[DATA PROVIDED]
==*==

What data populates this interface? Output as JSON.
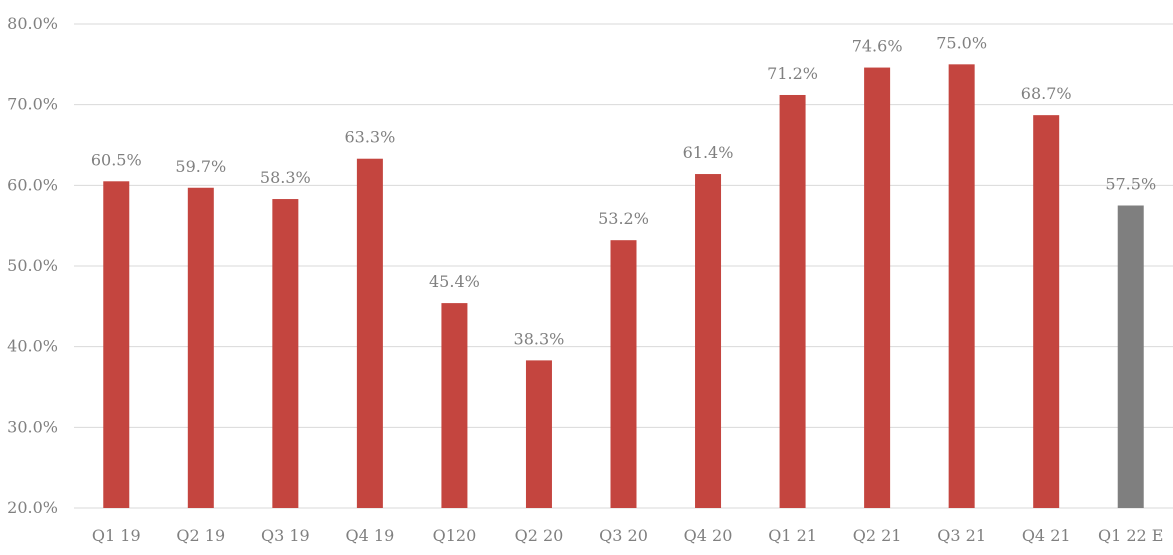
{
  "chart_data": {
    "type": "bar",
    "title": "",
    "xlabel": "",
    "ylabel": "",
    "ylim": [
      20,
      80
    ],
    "yticks": [
      20,
      30,
      40,
      50,
      60,
      70,
      80
    ],
    "ytick_labels": [
      "20.0%",
      "30.0%",
      "40.0%",
      "50.0%",
      "60.0%",
      "70.0%",
      "80.0%"
    ],
    "grid": true,
    "legend": "none",
    "categories": [
      "Q1 19",
      "Q2 19",
      "Q3 19",
      "Q4 19",
      "Q120",
      "Q2 20",
      "Q3 20",
      "Q4 20",
      "Q1 21",
      "Q2 21",
      "Q3 21",
      "Q4 21",
      "Q1 22 E"
    ],
    "values": [
      60.5,
      59.7,
      58.3,
      63.3,
      45.4,
      38.3,
      53.2,
      61.4,
      71.2,
      74.6,
      75.0,
      68.7,
      57.5
    ],
    "data_labels": [
      "60.5%",
      "59.7%",
      "58.3%",
      "63.3%",
      "45.4%",
      "38.3%",
      "53.2%",
      "61.4%",
      "71.2%",
      "74.6%",
      "75.0%",
      "68.7%",
      "57.5%"
    ],
    "bar_colors": [
      "#c4453f",
      "#c4453f",
      "#c4453f",
      "#c4453f",
      "#c4453f",
      "#c4453f",
      "#c4453f",
      "#c4453f",
      "#c4453f",
      "#c4453f",
      "#c4453f",
      "#c4453f",
      "#7f7f7f"
    ]
  }
}
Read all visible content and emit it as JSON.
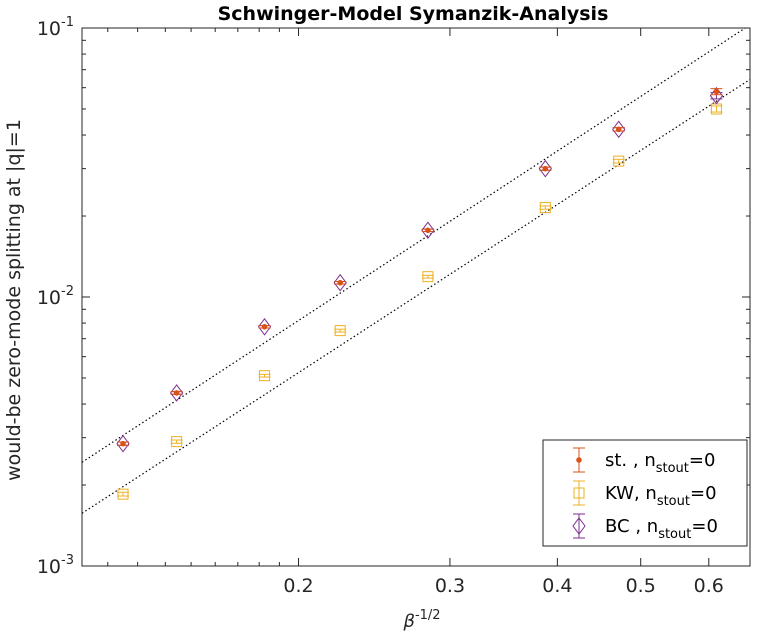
{
  "chart_data": {
    "type": "scatter",
    "title": "Schwinger-Model Symanzik-Analysis",
    "xlabel_base": "β",
    "xlabel_sup": "-1/2",
    "ylabel": "would-be zero-mode splitting at |q|=1",
    "x_scale": "log",
    "y_scale": "log",
    "xlim": [
      0.112,
      0.67
    ],
    "ylim": [
      0.001,
      0.1
    ],
    "x_ticks": [
      {
        "value": 0.2,
        "label": "0.2"
      },
      {
        "value": 0.3,
        "label": "0.3"
      },
      {
        "value": 0.4,
        "label": "0.4"
      },
      {
        "value": 0.5,
        "label": "0.5"
      },
      {
        "value": 0.6,
        "label": "0.6"
      }
    ],
    "y_ticks": [
      {
        "value": 0.001,
        "base": "10",
        "exp": "-3"
      },
      {
        "value": 0.01,
        "base": "10",
        "exp": "-2"
      },
      {
        "value": 0.1,
        "base": "10",
        "exp": "-1"
      }
    ],
    "grid": false,
    "legend_position": "bottom-right",
    "series": [
      {
        "label_main": "st. , n",
        "label_sub": "stout",
        "label_tail": "=0",
        "marker": "dot",
        "color": "#d95319",
        "x": [
          0.125,
          0.1443,
          0.1826,
          0.2236,
          0.2828,
          0.3873,
          0.4714,
          0.6124
        ],
        "y": [
          0.00285,
          0.0044,
          0.00775,
          0.0113,
          0.0177,
          0.03,
          0.042,
          0.058
        ],
        "err": [
          4e-05,
          5e-05,
          8e-05,
          0.00012,
          0.00018,
          0.0004,
          0.0006,
          0.0015
        ]
      },
      {
        "label_main": "KW, n",
        "label_sub": "stout",
        "label_tail": "=0",
        "marker": "square",
        "color": "#edb120",
        "x": [
          0.125,
          0.1443,
          0.1826,
          0.2236,
          0.2828,
          0.3873,
          0.4714,
          0.6124
        ],
        "y": [
          0.00185,
          0.0029,
          0.0051,
          0.0075,
          0.0119,
          0.0215,
          0.032,
          0.05
        ],
        "err": [
          3e-05,
          4e-05,
          6e-05,
          9e-05,
          0.00014,
          0.0003,
          0.0005,
          0.0013
        ]
      },
      {
        "label_main": "BC , n",
        "label_sub": "stout",
        "label_tail": "=0",
        "marker": "diamond",
        "color": "#7e2f8e",
        "x": [
          0.125,
          0.1443,
          0.1826,
          0.2236,
          0.2828,
          0.3873,
          0.4714,
          0.6124
        ],
        "y": [
          0.00285,
          0.0044,
          0.00775,
          0.0113,
          0.0177,
          0.03,
          0.042,
          0.056
        ],
        "err": [
          4e-05,
          5e-05,
          8e-05,
          0.00012,
          0.00018,
          0.0004,
          0.0006,
          0.0015
        ]
      }
    ],
    "fit_lines": [
      {
        "x": [
          0.112,
          0.67
        ],
        "y": [
          0.00243,
          0.1027
        ],
        "style": "dotted",
        "color": "#000000"
      },
      {
        "x": [
          0.112,
          0.67
        ],
        "y": [
          0.00157,
          0.0644
        ],
        "style": "dotted",
        "color": "#000000"
      }
    ]
  }
}
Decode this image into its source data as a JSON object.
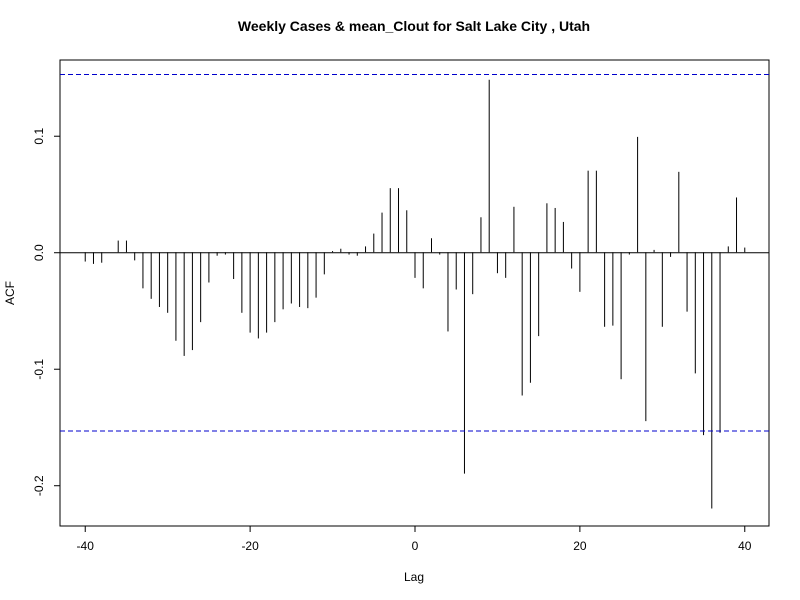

==*==

[WHAT NEEDS TO BE DONE] Quote all the lines above exactly as given. Do not include the pictures.

[EXPECTED OUTPUT]
What data populates this interface? Output as JSON.
{
  "chart_data": {
    "type": "bar",
    "title": "",
    "xlabel": "",
    "ylabel": "",
    "ylim": [
      20,
      80
    ],
    "yticks": [
      20,
      30,
      40,
      50,
      60,
      70,
      80
    ],
    "ytick_labels": [
      "20.0%",
      "30.0%",
      "40.0%",
      "50.0%",
      "60.0%",
      "70.0%",
      "80.0%"
    ],
    "grid": true,
    "legend": "none",
    "categories": [
      "Q1 19",
      "Q2 19",
      "Q3 19",
      "Q4 19",
      "Q120",
      "Q2 20",
      "Q3 20",
      "Q4 20",
      "Q1 21",
      "Q2 21",
      "Q3 21",
      "Q4 21",
      "Q1 22 E"
    ],
    "values": [
      60.5,
      59.7,
      58.3,
      63.3,
      45.4,
      38.3,
      53.2,
      61.4,
      71.2,
      74.6,
      75.0,
      68.7,
      57.5
    ],
    "data_labels": [
      "60.5%",
      "59.7%",
      "58.3%",
      "63.3%",
      "45.4%",
      "38.3%",
      "53.2%",
      "61.4%",
      "71.2%",
      "74.6%",
      "75.0%",
      "68.7%",
      "57.5%"
    ],
    "bar_colors": [
      "#c4453f",
      "#c4453f",
      "#c4453f",
      "#c4453f",
      "#c4453f",
      "#c4453f",
      "#c4453f",
      "#c4453f",
      "#c4453f",
      "#c4453f",
      "#c4453f",
      "#c4453f",
      "#7f7f7f"
    ]
  }
}
Read all visible content and emit it as JSON.
{
  "chart_data": {
    "type": "scatter",
    "title": "Schwinger-Model Symanzik-Analysis",
    "xlabel_base": "β",
    "xlabel_sup": "-1/2",
    "ylabel": "would-be zero-mode splitting at |q|=1",
    "x_scale": "log",
    "y_scale": "log",
    "xlim": [
      0.112,
      0.67
    ],
    "ylim": [
      0.001,
      0.1
    ],
    "x_ticks": [
      {
        "value": 0.2,
        "label": "0.2"
      },
      {
        "value": 0.3,
        "label": "0.3"
      },
      {
        "value": 0.4,
        "label": "0.4"
      },
      {
        "value": 0.5,
        "label": "0.5"
      },
      {
        "value": 0.6,
        "label": "0.6"
      }
    ],
    "y_ticks": [
      {
        "value": 0.001,
        "base": "10",
        "exp": "-3"
      },
      {
        "value": 0.01,
        "base": "10",
        "exp": "-2"
      },
      {
        "value": 0.1,
        "base": "10",
        "exp": "-1"
      }
    ],
    "grid": false,
    "legend_position": "bottom-right",
    "series": [
      {
        "label_main": "st. , n",
        "label_sub": "stout",
        "label_tail": "=0",
        "marker": "dot",
        "color": "#d95319",
        "x": [
          0.125,
          0.1443,
          0.1826,
          0.2236,
          0.2828,
          0.3873,
          0.4714,
          0.6124
        ],
        "y": [
          0.00285,
          0.0044,
          0.00775,
          0.0113,
          0.0177,
          0.03,
          0.042,
          0.058
        ],
        "err": [
          4e-05,
          5e-05,
          8e-05,
          0.00012,
          0.00018,
          0.0004,
          0.0006,
          0.0015
        ]
      },
      {
        "label_main": "KW, n",
        "label_sub": "stout",
        "label_tail": "=0",
        "marker": "square",
        "color": "#edb120",
        "x": [
          0.125,
          0.1443,
          0.1826,
          0.2236,
          0.2828,
          0.3873,
          0.4714,
          0.6124
        ],
        "y": [
          0.00185,
          0.0029,
          0.0051,
          0.0075,
          0.0119,
          0.0215,
          0.032,
          0.05
        ],
        "err": [
          3e-05,
          4e-05,
          6e-05,
          9e-05,
          0.00014,
          0.0003,
          0.0005,
          0.0013
        ]
      },
      {
        "label_main": "BC , n",
        "label_sub": "stout",
        "label_tail": "=0",
        "marker": "diamond",
        "color": "#7e2f8e",
        "x": [
          0.125,
          0.1443,
          0.1826,
          0.2236,
          0.2828,
          0.3873,
          0.4714,
          0.6124
        ],
        "y": [
          0.00285,
          0.0044,
          0.00775,
          0.0113,
          0.0177,
          0.03,
          0.042,
          0.056
        ],
        "err": [
          4e-05,
          5e-05,
          8e-05,
          0.00012,
          0.00018,
          0.0004,
          0.0006,
          0.0015
        ]
      }
    ],
    "fit_lines": [
      {
        "x": [
          0.112,
          0.67
        ],
        "y": [
          0.00243,
          0.1027
        ],
        "style": "dotted",
        "color": "#000000"
      },
      {
        "x": [
          0.112,
          0.67
        ],
        "y": [
          0.00157,
          0.0644
        ],
        "style": "dotted",
        "color": "#000000"
      }
    ]
  }
}
Decode this image into its source data as a JSON object.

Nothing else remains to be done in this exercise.